Your task is to copy the listing exactly, with the pictures left out.

Data entries
=-=-=-=-=
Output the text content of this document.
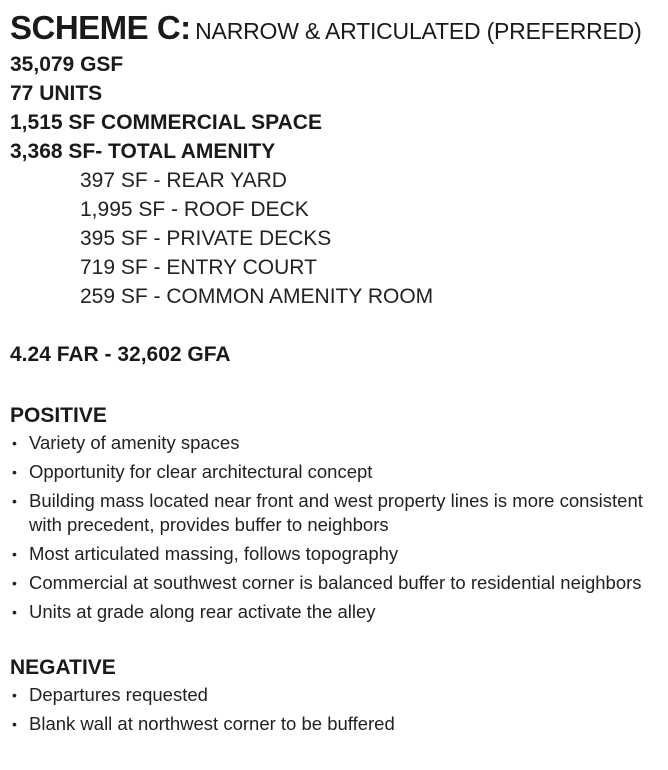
SCHEME C: NARROW & ARTICULATED (PREFERRED)
35,079 GSF
77 UNITS
1,515 SF COMMERCIAL SPACE
3,368 SF- TOTAL AMENITY
397 SF - REAR YARD
1,995 SF - ROOF DECK
395 SF - PRIVATE DECKS
719 SF - ENTRY COURT
259 SF - COMMON AMENITY ROOM
4.24 FAR - 32,602 GFA
POSITIVE
• Variety of amenity spaces
• Opportunity for clear architectural concept
• Building mass located near front and west property lines is more consistent with precedent, provides buffer to neighbors
• Most articulated massing, follows topography
• Commercial at southwest corner is balanced buffer to residential neighbors
• Units at grade along rear activate the alley
NEGATIVE
• Departures requested
• Blank wall at northwest corner to be buffered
=-=-=-=-=
▸ Final result:
Output the text content of this document.
SCHEME C: NARROW & ARTICULATED (PREFERRED)
35,079 GSF
77 UNITS
1,515 SF COMMERCIAL SPACE
3,368 SF- TOTAL AMENITY
397 SF - REAR YARD
1,995 SF - ROOF DECK
395 SF - PRIVATE DECKS
719 SF - ENTRY COURT
259 SF - COMMON AMENITY ROOM
4.24 FAR - 32,602 GFA
POSITIVE
• Variety of amenity spaces
• Opportunity for clear architectural concept
• Building mass located near front and west property lines is more consistent with precedent, provides buffer to neighbors
• Most articulated massing, follows topography
• Commercial at southwest corner is balanced buffer to residential neighbors
• Units at grade along rear activate the alley
NEGATIVE
• Departures requested
• Blank wall at northwest corner to be buffered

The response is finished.